[WRITTEN TASK] Copy out each line in the material below that has the word "高速计数器".

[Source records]
§

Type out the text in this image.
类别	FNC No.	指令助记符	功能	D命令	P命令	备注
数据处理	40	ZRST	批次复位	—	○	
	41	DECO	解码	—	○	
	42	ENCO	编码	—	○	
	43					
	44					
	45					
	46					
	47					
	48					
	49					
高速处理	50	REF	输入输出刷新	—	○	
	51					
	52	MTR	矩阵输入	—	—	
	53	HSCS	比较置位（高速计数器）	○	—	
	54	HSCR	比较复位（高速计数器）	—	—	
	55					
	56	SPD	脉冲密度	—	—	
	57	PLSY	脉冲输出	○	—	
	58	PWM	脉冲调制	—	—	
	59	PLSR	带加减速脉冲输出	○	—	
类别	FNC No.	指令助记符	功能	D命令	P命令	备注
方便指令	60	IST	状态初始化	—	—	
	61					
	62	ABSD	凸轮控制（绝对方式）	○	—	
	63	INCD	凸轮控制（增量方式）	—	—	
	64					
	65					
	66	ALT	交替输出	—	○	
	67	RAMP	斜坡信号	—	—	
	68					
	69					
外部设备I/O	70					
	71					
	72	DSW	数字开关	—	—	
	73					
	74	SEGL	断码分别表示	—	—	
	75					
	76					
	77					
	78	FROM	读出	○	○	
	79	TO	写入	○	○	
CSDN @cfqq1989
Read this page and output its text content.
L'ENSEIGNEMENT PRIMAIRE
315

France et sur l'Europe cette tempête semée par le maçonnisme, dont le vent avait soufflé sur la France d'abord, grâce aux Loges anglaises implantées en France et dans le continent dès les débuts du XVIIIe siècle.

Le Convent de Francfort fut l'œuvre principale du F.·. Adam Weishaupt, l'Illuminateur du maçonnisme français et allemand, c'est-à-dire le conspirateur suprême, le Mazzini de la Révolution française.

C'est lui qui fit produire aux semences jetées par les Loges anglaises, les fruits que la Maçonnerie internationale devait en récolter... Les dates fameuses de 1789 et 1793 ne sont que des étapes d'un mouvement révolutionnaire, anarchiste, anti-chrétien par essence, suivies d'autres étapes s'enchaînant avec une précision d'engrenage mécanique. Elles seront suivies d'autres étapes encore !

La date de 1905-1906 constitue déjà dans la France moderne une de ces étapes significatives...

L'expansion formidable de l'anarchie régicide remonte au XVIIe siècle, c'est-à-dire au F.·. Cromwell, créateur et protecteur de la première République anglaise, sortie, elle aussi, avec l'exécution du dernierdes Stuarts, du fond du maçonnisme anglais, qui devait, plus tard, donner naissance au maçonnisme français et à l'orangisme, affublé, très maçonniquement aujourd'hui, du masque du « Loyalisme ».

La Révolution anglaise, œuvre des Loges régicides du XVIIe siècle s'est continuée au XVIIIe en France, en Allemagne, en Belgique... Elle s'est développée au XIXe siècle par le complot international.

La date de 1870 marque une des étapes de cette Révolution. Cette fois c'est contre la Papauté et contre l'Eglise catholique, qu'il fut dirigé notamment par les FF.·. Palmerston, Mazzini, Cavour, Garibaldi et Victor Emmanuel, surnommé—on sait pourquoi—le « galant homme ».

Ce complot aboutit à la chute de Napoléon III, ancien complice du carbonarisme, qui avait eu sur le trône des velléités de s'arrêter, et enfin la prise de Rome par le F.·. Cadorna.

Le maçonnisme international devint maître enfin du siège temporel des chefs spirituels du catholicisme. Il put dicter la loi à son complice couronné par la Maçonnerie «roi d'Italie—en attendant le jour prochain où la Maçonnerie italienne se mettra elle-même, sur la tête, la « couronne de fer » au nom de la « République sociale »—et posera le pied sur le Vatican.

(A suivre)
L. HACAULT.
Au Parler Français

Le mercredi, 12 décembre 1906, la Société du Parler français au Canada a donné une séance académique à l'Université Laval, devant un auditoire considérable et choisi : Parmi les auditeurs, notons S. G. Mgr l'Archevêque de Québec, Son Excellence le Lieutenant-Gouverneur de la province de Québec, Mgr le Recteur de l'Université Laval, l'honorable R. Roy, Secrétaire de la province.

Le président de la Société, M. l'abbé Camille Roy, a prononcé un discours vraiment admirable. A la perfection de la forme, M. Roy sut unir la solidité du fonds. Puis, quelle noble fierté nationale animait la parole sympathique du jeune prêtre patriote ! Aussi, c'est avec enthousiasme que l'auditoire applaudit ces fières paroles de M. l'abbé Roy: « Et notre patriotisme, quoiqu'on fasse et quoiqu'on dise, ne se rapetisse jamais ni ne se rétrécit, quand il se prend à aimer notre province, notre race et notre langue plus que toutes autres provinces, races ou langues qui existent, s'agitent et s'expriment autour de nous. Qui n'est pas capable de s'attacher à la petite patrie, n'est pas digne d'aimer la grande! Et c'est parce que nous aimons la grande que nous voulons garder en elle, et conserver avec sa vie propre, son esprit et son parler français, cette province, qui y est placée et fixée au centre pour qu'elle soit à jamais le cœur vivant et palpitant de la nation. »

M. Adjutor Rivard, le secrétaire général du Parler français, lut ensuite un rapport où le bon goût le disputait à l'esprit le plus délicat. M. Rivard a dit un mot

§

[FULL OUTPUT]
	53	HSCS	比较置位（高速计数器）	○	—	
	54	HSCR	比较复位（高速计数器）	—	—	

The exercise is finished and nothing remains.